TASK BRIEF:
Here are records with pictures in them. Copy all of them exactly and leave the pictures out.

RECORD EXCERPTS:
....................
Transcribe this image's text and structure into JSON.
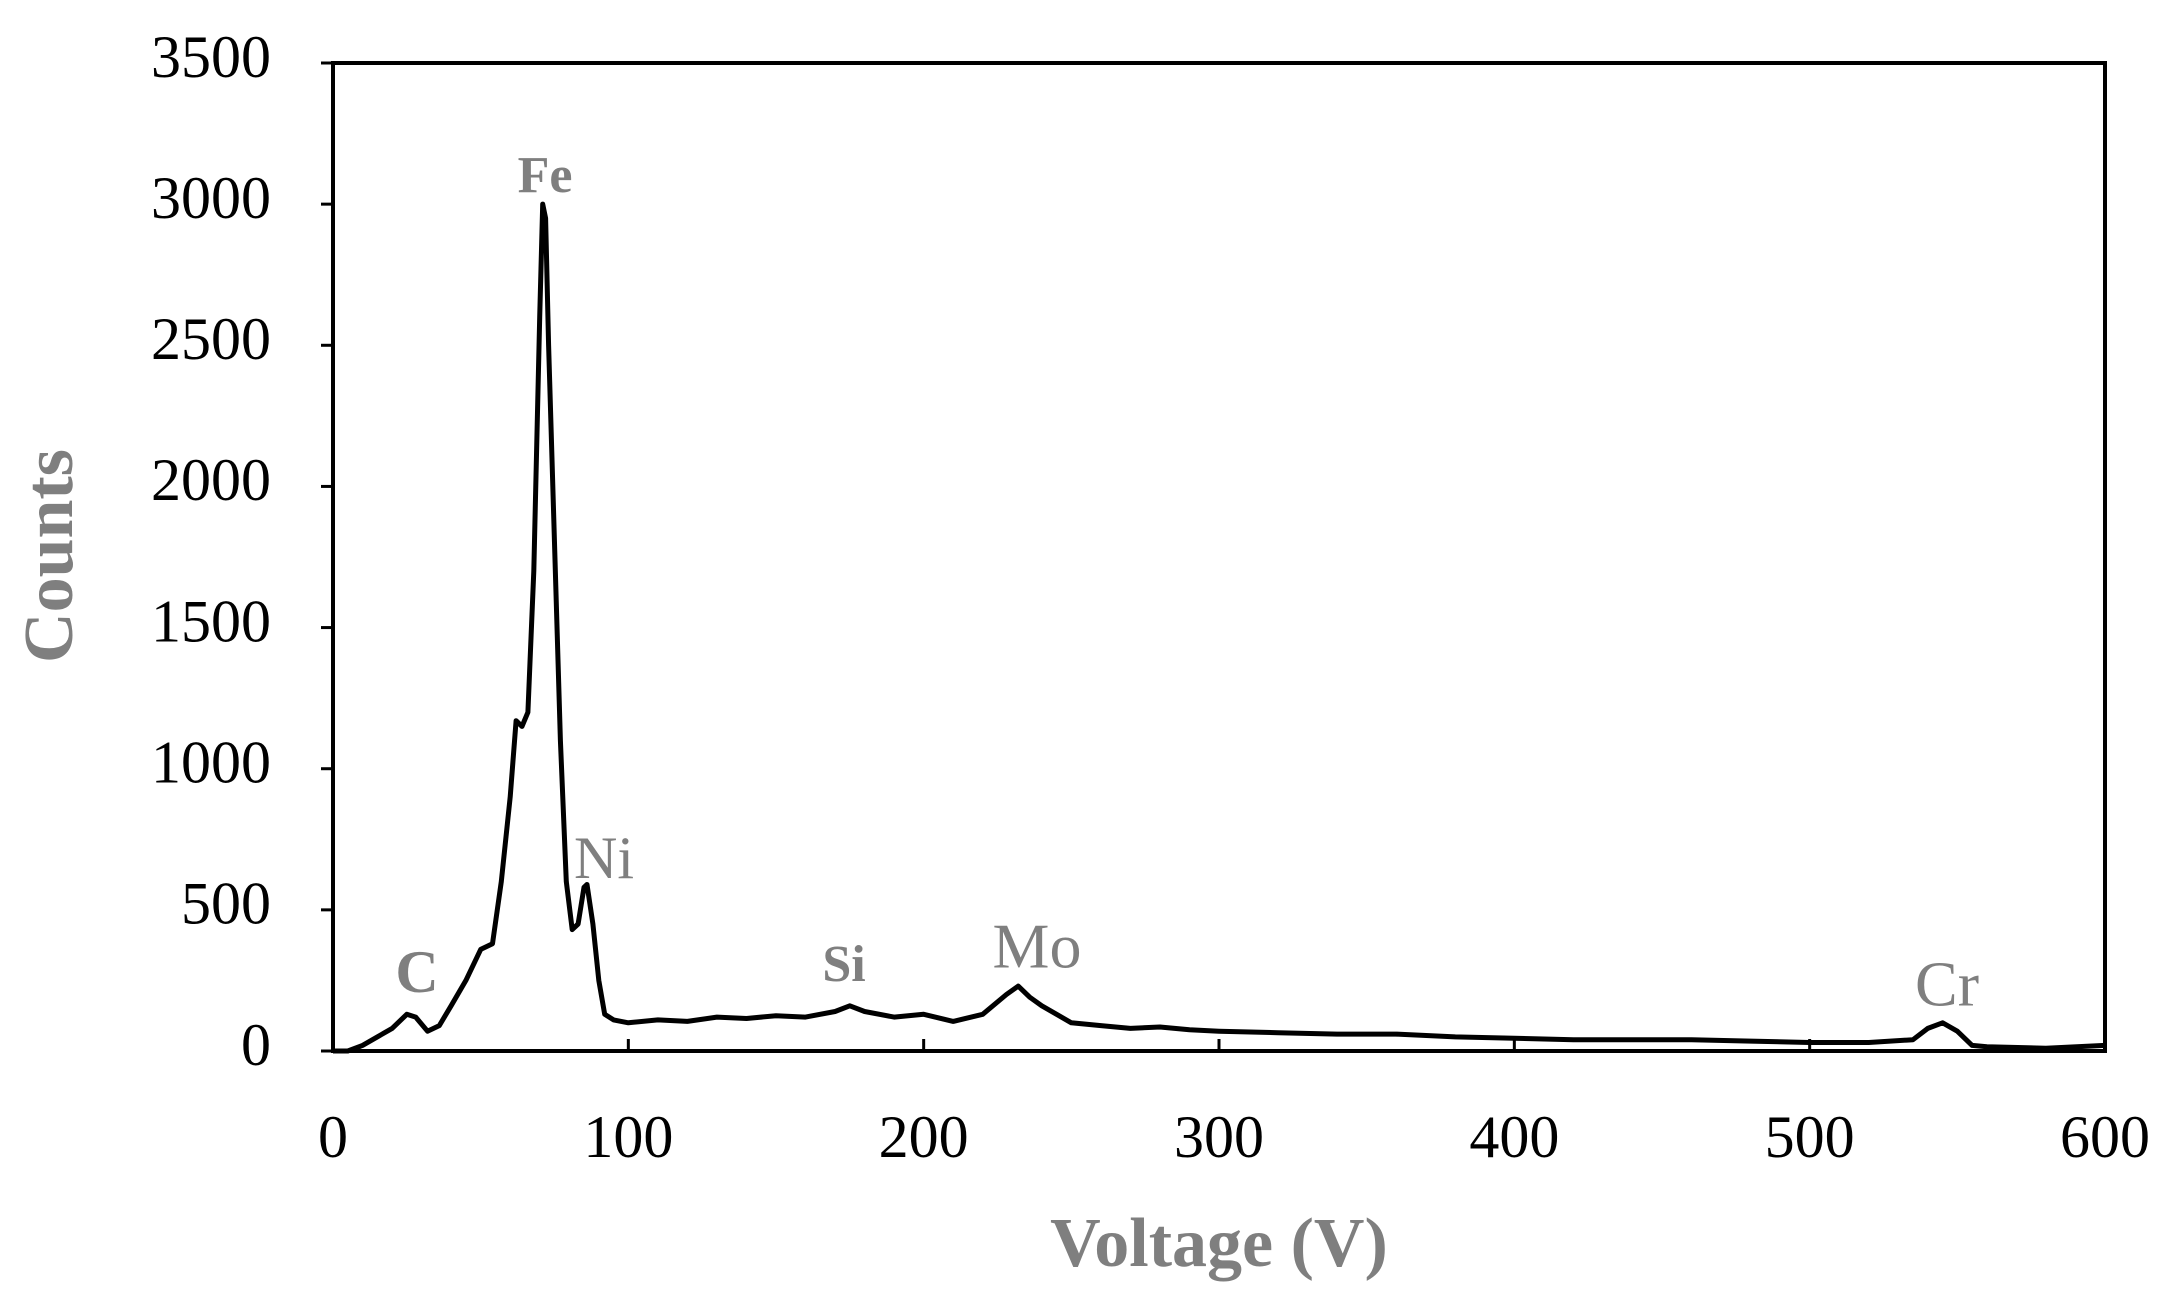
{
  "chart_data": {
    "type": "line",
    "x_label": "Voltage (V)",
    "y_label": "Counts",
    "x": [
      0,
      5,
      10,
      15,
      20,
      25,
      28,
      32,
      36,
      40,
      45,
      50,
      54,
      57,
      60,
      62,
      64,
      66,
      68,
      70,
      71,
      72,
      73,
      75,
      77,
      79,
      81,
      83,
      85,
      86,
      88,
      90,
      92,
      95,
      100,
      110,
      120,
      130,
      140,
      150,
      160,
      170,
      175,
      180,
      190,
      200,
      210,
      220,
      228,
      232,
      236,
      240,
      245,
      250,
      260,
      270,
      280,
      290,
      300,
      320,
      340,
      360,
      380,
      400,
      420,
      440,
      460,
      480,
      500,
      520,
      535,
      540,
      545,
      550,
      555,
      560,
      580,
      600
    ],
    "values": [
      0,
      0,
      20,
      50,
      80,
      130,
      120,
      70,
      90,
      160,
      250,
      360,
      380,
      600,
      900,
      1170,
      1150,
      1200,
      1700,
      2600,
      3000,
      2950,
      2500,
      1800,
      1100,
      600,
      430,
      450,
      580,
      590,
      450,
      250,
      130,
      110,
      100,
      110,
      105,
      120,
      115,
      125,
      120,
      140,
      160,
      140,
      120,
      130,
      105,
      130,
      200,
      230,
      190,
      160,
      130,
      100,
      90,
      80,
      85,
      75,
      70,
      65,
      60,
      60,
      50,
      45,
      40,
      40,
      40,
      35,
      30,
      30,
      40,
      80,
      100,
      70,
      20,
      15,
      10,
      20
    ],
    "color": "#000000",
    "xlim": [
      0,
      600
    ],
    "ylim": [
      0,
      3500
    ],
    "xticks": [
      0,
      100,
      200,
      300,
      400,
      500,
      600
    ],
    "yticks": [
      0,
      500,
      1000,
      1500,
      2000,
      2500,
      3000,
      3500
    ],
    "grid": false,
    "annotations": [
      "C",
      "Fe",
      "Ni",
      "Si",
      "Mo",
      "Cr"
    ]
  }
}
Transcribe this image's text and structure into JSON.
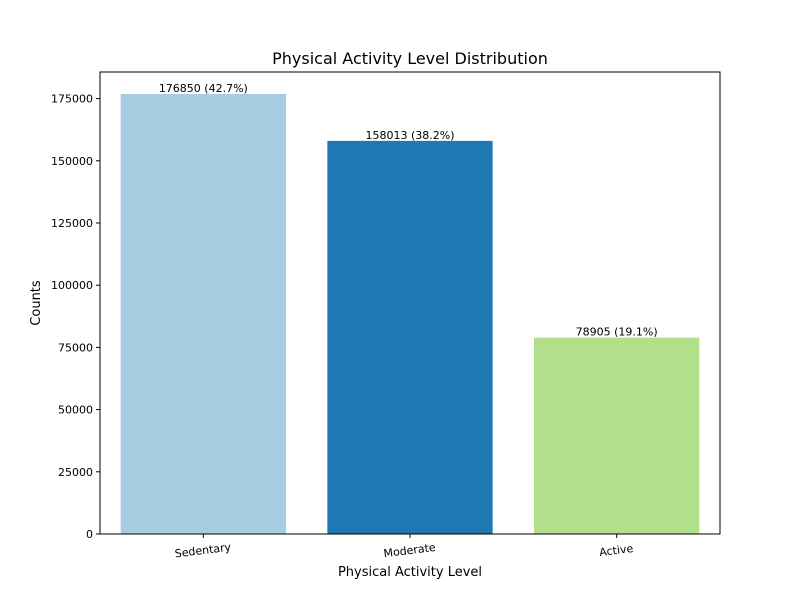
{
  "chart_data": {
    "type": "bar",
    "title": "Physical Activity Level Distribution",
    "xlabel": "Physical Activity Level",
    "ylabel": "Counts",
    "categories": [
      "Sedentary",
      "Moderate",
      "Active"
    ],
    "values": [
      176850,
      158013,
      78905
    ],
    "data_labels": [
      "176850 (42.7%)",
      "158013 (38.2%)",
      "78905 (19.1%)"
    ],
    "colors": [
      "#a6cee3",
      "#1f78b4",
      "#b2df8a"
    ],
    "ylim": [
      0,
      185692.5
    ],
    "yticks": [
      0,
      25000,
      50000,
      75000,
      100000,
      125000,
      150000,
      175000
    ],
    "ytick_labels": [
      "0",
      "25000",
      "50000",
      "75000",
      "100000",
      "125000",
      "150000",
      "175000"
    ],
    "grid": false,
    "legend": "none"
  }
}
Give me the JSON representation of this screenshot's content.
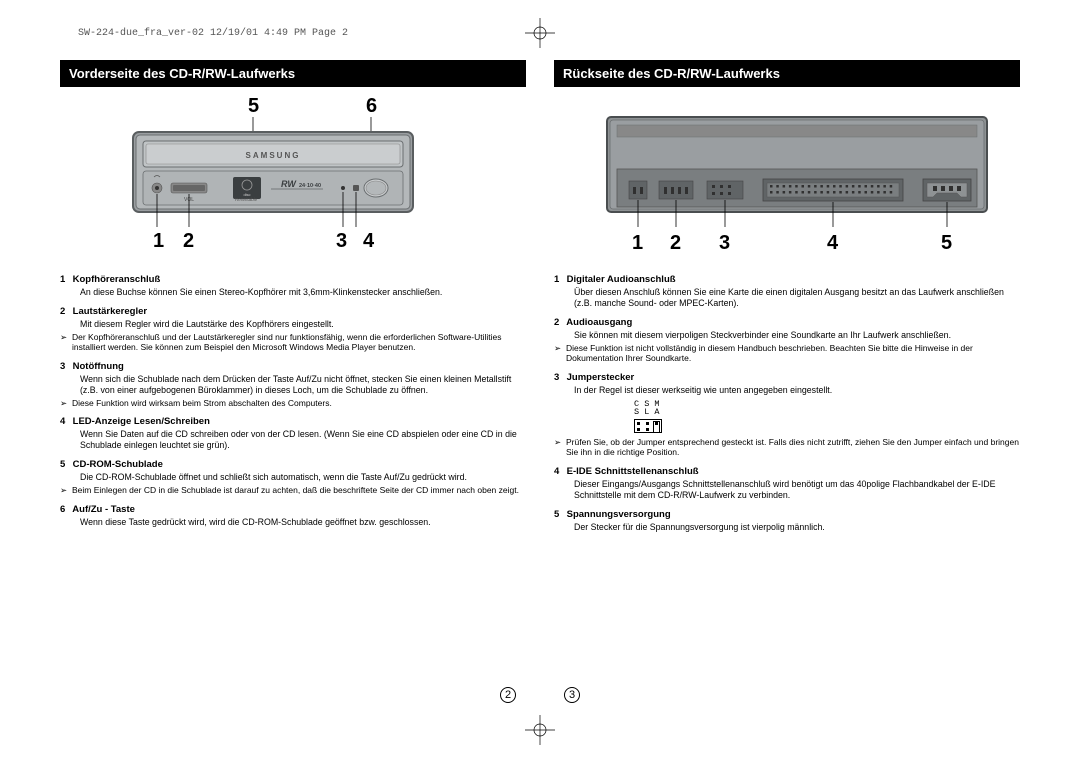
{
  "header": "SW-224-due_fra_ver-02  12/19/01 4:49 PM  Page 2",
  "left": {
    "title": "Vorderseite des CD-R/RW-Laufwerks",
    "topCallouts": [
      "5",
      "6"
    ],
    "bottomCallouts": [
      "1",
      "2",
      "3",
      "4"
    ],
    "device": {
      "brand": "SAMSUNG",
      "rwLabel": "RW",
      "rwSpeed": "24·10·40",
      "bodyColor": "#9a9ea1",
      "faceColor": "#b4b8ba",
      "trayColor": "#c0c4c6",
      "borderColor": "#5a5e60",
      "labelColor": "#3a3e40"
    },
    "items": [
      {
        "num": "1",
        "head": "Kopfhöreranschluß",
        "body": "An diese Buchse können Sie einen Stereo-Kopfhörer mit 3,6mm-Klinkenstecker anschließen."
      },
      {
        "num": "2",
        "head": "Lautstärkeregler",
        "body": "Mit diesem Regler wird die Lautstärke des Kopfhörers eingestellt.",
        "notes": [
          "Der Kopfhöreranschluß und der Lautstärkeregler sind nur funktionsfähig, wenn die erforderlichen Software-Utilities installiert werden. Sie können zum Beispiel den Microsoft Windows Media Player benutzen."
        ]
      },
      {
        "num": "3",
        "head": "Notöffnung",
        "body": "Wenn sich die Schublade nach dem Drücken der Taste Auf/Zu nicht öffnet, stecken Sie einen kleinen Metallstift (z.B. von einer aufgebogenen Büroklammer) in dieses Loch, um die Schublade zu öffnen.",
        "notes": [
          "Diese Funktion wird wirksam beim Strom abschalten des Computers."
        ]
      },
      {
        "num": "4",
        "head": "LED-Anzeige Lesen/Schreiben",
        "body": "Wenn Sie Daten auf die CD schreiben oder von der CD lesen. (Wenn Sie eine CD abspielen oder eine CD in die Schublade einlegen leuchtet sie grün)."
      },
      {
        "num": "5",
        "head": "CD-ROM-Schublade",
        "body": "Die CD-ROM-Schublade öffnet und schließt sich automatisch, wenn die Taste Auf/Zu gedrückt wird.",
        "notes": [
          "Beim Einlegen der CD in die Schublade ist darauf zu achten, daß die beschriftete Seite der CD immer nach oben zeigt."
        ]
      },
      {
        "num": "6",
        "head": "Auf/Zu - Taste",
        "body": "Wenn diese Taste gedrückt wird, wird die CD-ROM-Schublade geöffnet bzw. geschlossen."
      }
    ],
    "pageNum": "2"
  },
  "right": {
    "title": "Rückseite des CD-R/RW-Laufwerks",
    "bottomCallouts": [
      "1",
      "2",
      "3",
      "4",
      "5"
    ],
    "device": {
      "bodyColor": "#8e9294",
      "panelColor": "#7a7e80",
      "borderColor": "#4a4e50",
      "pinColor": "#303030"
    },
    "items": [
      {
        "num": "1",
        "head": "Digitaler Audioanschluß",
        "body": "Über diesen Anschluß können Sie eine Karte die einen digitalen Ausgang besitzt an das Laufwerk anschließen (z.B. manche Sound- oder MPEC-Karten)."
      },
      {
        "num": "2",
        "head": "Audioausgang",
        "body": "Sie können mit diesem vierpoligen Steckverbinder eine Soundkarte an Ihr Laufwerk anschließen.",
        "notes": [
          "Diese Funktion ist nicht vollständig in diesem Handbuch beschrieben. Beachten Sie bitte die Hinweise in der Dokumentation Ihrer Soundkarte."
        ]
      },
      {
        "num": "3",
        "head": "Jumperstecker",
        "body": "In der Regel ist dieser werkseitig wie unten angegeben eingestellt.",
        "jumper": {
          "row1": "C S M",
          "row2": "S L A"
        },
        "notes": [
          "Prüfen Sie, ob der Jumper entsprechend gesteckt ist. Falls dies nicht zutrifft, ziehen Sie den Jumper einfach und bringen Sie ihn in die richtige Position."
        ]
      },
      {
        "num": "4",
        "head": "E-IDE Schnittstellenanschluß",
        "body": "Dieser Eingangs/Ausgangs Schnittstellenanschluß wird benötigt um das 40polige Flachbandkabel der E-IDE Schnittstelle mit dem CD-R/RW-Laufwerk zu verbinden."
      },
      {
        "num": "5",
        "head": "Spannungsversorgung",
        "body": "Der Stecker für die Spannungsversorgung ist vierpolig männlich."
      }
    ],
    "pageNum": "3"
  }
}
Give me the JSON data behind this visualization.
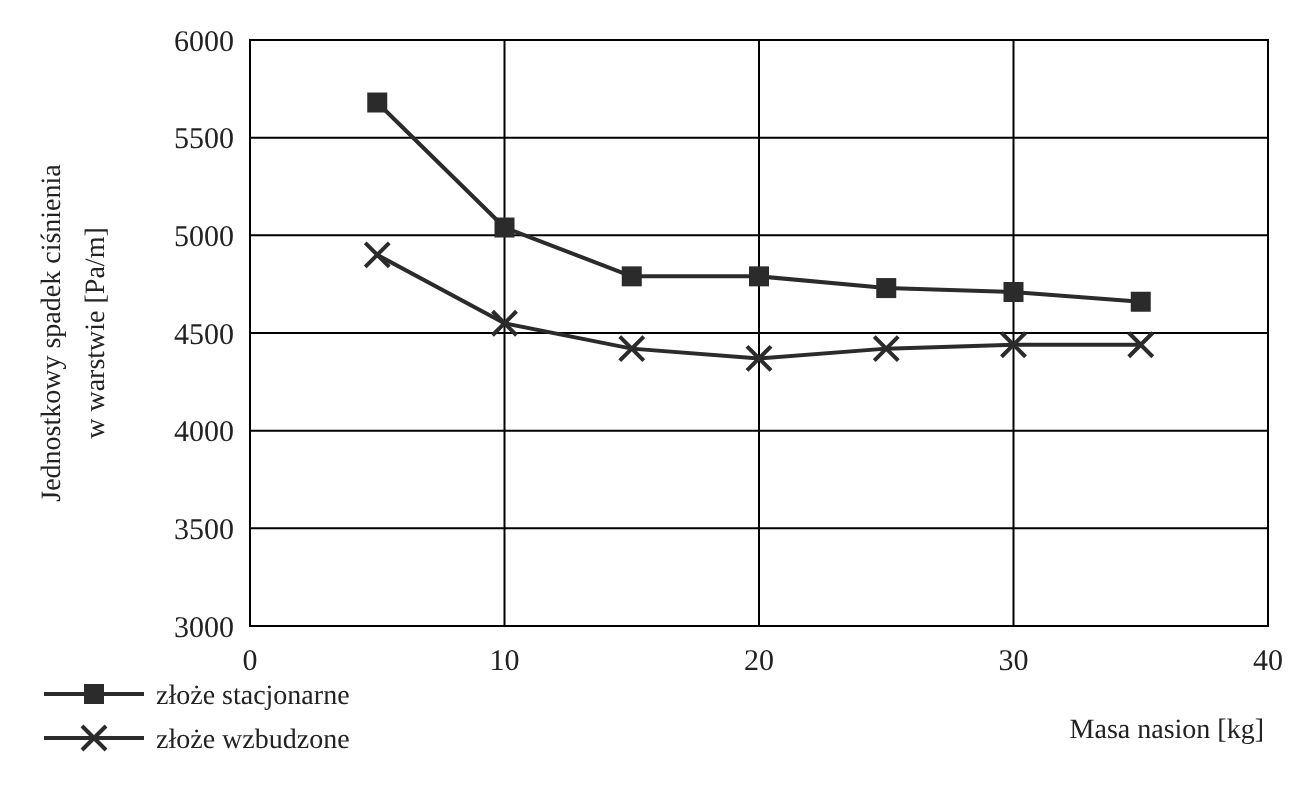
....................
TASK RESPONSE:
Transcribe this image's text and structure into JSON.
{
  "chart_data": {
    "type": "line",
    "x_label": "Voltage (V)",
    "y_label": "Counts",
    "x": [
      0,
      5,
      10,
      15,
      20,
      25,
      28,
      32,
      36,
      40,
      45,
      50,
      54,
      57,
      60,
      62,
      64,
      66,
      68,
      70,
      71,
      72,
      73,
      75,
      77,
      79,
      81,
      83,
      85,
      86,
      88,
      90,
      92,
      95,
      100,
      110,
      120,
      130,
      140,
      150,
      160,
      170,
      175,
      180,
      190,
      200,
      210,
      220,
      228,
      232,
      236,
      240,
      245,
      250,
      260,
      270,
      280,
      290,
      300,
      320,
      340,
      360,
      380,
      400,
      420,
      440,
      460,
      480,
      500,
      520,
      535,
      540,
      545,
      550,
      555,
      560,
      580,
      600
    ],
    "values": [
      0,
      0,
      20,
      50,
      80,
      130,
      120,
      70,
      90,
      160,
      250,
      360,
      380,
      600,
      900,
      1170,
      1150,
      1200,
      1700,
      2600,
      3000,
      2950,
      2500,
      1800,
      1100,
      600,
      430,
      450,
      580,
      590,
      450,
      250,
      130,
      110,
      100,
      110,
      105,
      120,
      115,
      125,
      120,
      140,
      160,
      140,
      120,
      130,
      105,
      130,
      200,
      230,
      190,
      160,
      130,
      100,
      90,
      80,
      85,
      75,
      70,
      65,
      60,
      60,
      50,
      45,
      40,
      40,
      40,
      35,
      30,
      30,
      40,
      80,
      100,
      70,
      20,
      15,
      10,
      20
    ],
    "color": "#000000",
    "xlim": [
      0,
      600
    ],
    "ylim": [
      0,
      3500
    ],
    "xticks": [
      0,
      100,
      200,
      300,
      400,
      500,
      600
    ],
    "yticks": [
      0,
      500,
      1000,
      1500,
      2000,
      2500,
      3000,
      3500
    ],
    "grid": false,
    "annotations": [
      "C",
      "Fe",
      "Ni",
      "Si",
      "Mo",
      "Cr"
    ]
  }
}
Transcribe this image's text and structure into JSON.
{
  "chart_data": {
    "type": "bar",
    "title": "Physical Activity Level Distribution",
    "xlabel": "Physical Activity Level",
    "ylabel": "Counts",
    "categories": [
      "Sedentary",
      "Moderate",
      "Active"
    ],
    "values": [
      176850,
      158013,
      78905
    ],
    "data_labels": [
      "176850 (42.7%)",
      "158013 (38.2%)",
      "78905 (19.1%)"
    ],
    "colors": [
      "#a6cee3",
      "#1f78b4",
      "#b2df8a"
    ],
    "ylim": [
      0,
      185692.5
    ],
    "yticks": [
      0,
      25000,
      50000,
      75000,
      100000,
      125000,
      150000,
      175000
    ],
    "ytick_labels": [
      "0",
      "25000",
      "50000",
      "75000",
      "100000",
      "125000",
      "150000",
      "175000"
    ],
    "grid": false,
    "legend": "none"
  }
}
Give me the JSON representation of this screenshot's content.
{
  "header": "SW-224-due_fra_ver-02  12/19/01 4:49 PM  Page 2",
  "left": {
    "title": "Vorderseite des CD-R/RW-Laufwerks",
    "topCallouts": [
      "5",
      "6"
    ],
    "bottomCallouts": [
      "1",
      "2",
      "3",
      "4"
    ],
    "device": {
      "brand": "SAMSUNG",
      "rwLabel": "RW",
      "rwSpeed": "24·10·40",
      "bodyColor": "#9a9ea1",
      "faceColor": "#b4b8ba",
      "trayColor": "#c0c4c6",
      "borderColor": "#5a5e60",
      "labelColor": "#3a3e40"
    },
    "items": [
      {
        "num": "1",
        "head": "Kopfhöreranschluß",
        "body": "An diese Buchse können Sie einen Stereo-Kopfhörer mit 3,6mm-Klinkenstecker anschließen."
      },
      {
        "num": "2",
        "head": "Lautstärkeregler",
        "body": "Mit diesem Regler wird die Lautstärke des Kopfhörers eingestellt.",
        "notes": [
          "Der Kopfhöreranschluß und der Lautstärkeregler sind nur funktionsfähig, wenn die erforderlichen Software-Utilities installiert werden. Sie können zum Beispiel den Microsoft Windows Media Player benutzen."
        ]
      },
      {
        "num": "3",
        "head": "Notöffnung",
        "body": "Wenn sich die Schublade nach dem Drücken der Taste Auf/Zu nicht öffnet, stecken Sie einen kleinen Metallstift (z.B. von einer aufgebogenen Büroklammer) in dieses Loch, um die Schublade zu öffnen.",
        "notes": [
          "Diese Funktion wird wirksam beim Strom abschalten des Computers."
        ]
      },
      {
        "num": "4",
        "head": "LED-Anzeige Lesen/Schreiben",
        "body": "Wenn Sie Daten auf die CD schreiben oder von der CD lesen. (Wenn Sie eine CD abspielen oder eine CD in die Schublade einlegen leuchtet sie grün)."
      },
      {
        "num": "5",
        "head": "CD-ROM-Schublade",
        "body": "Die CD-ROM-Schublade öffnet und schließt sich automatisch, wenn die Taste Auf/Zu gedrückt wird.",
        "notes": [
          "Beim Einlegen der CD in die Schublade ist darauf zu achten, daß die beschriftete Seite der CD immer nach oben zeigt."
        ]
      },
      {
        "num": "6",
        "head": "Auf/Zu - Taste",
        "body": "Wenn diese Taste gedrückt wird, wird die CD-ROM-Schublade geöffnet bzw. geschlossen."
      }
    ],
    "pageNum": "2"
  },
  "right": {
    "title": "Rückseite des CD-R/RW-Laufwerks",
    "bottomCallouts": [
      "1",
      "2",
      "3",
      "4",
      "5"
    ],
    "device": {
      "bodyColor": "#8e9294",
      "panelColor": "#7a7e80",
      "borderColor": "#4a4e50",
      "pinColor": "#303030"
    },
    "items": [
      {
        "num": "1",
        "head": "Digitaler Audioanschluß",
        "body": "Über diesen Anschluß können Sie eine Karte die einen digitalen Ausgang besitzt an das Laufwerk anschließen (z.B. manche Sound- oder MPEC-Karten)."
      },
      {
        "num": "2",
        "head": "Audioausgang",
        "body": "Sie können mit diesem vierpoligen Steckverbinder eine Soundkarte an Ihr Laufwerk anschließen.",
        "notes": [
          "Diese Funktion ist nicht vollständig in diesem Handbuch beschrieben. Beachten Sie bitte die Hinweise in der Dokumentation Ihrer Soundkarte."
        ]
      },
      {
        "num": "3",
        "head": "Jumperstecker",
        "body": "In der Regel ist dieser werkseitig wie unten angegeben eingestellt.",
        "jumper": {
          "row1": "C S M",
          "row2": "S L A"
        },
        "notes": [
          "Prüfen Sie, ob der Jumper entsprechend gesteckt ist. Falls dies nicht zutrifft, ziehen Sie den Jumper einfach und bringen Sie ihn in die richtige Position."
        ]
      },
      {
        "num": "4",
        "head": "E-IDE Schnittstellenanschluß",
        "body": "Dieser Eingangs/Ausgangs Schnittstellenanschluß wird benötigt um das 40polige Flachbandkabel der E-IDE Schnittstelle mit dem CD-R/RW-Laufwerk zu verbinden."
      },
      {
        "num": "5",
        "head": "Spannungsversorgung",
        "body": "Der Stecker für die Spannungsversorgung ist vierpolig männlich."
      }
    ],
    "pageNum": "3"
  }
}
Give me the JSON data behind this visualization.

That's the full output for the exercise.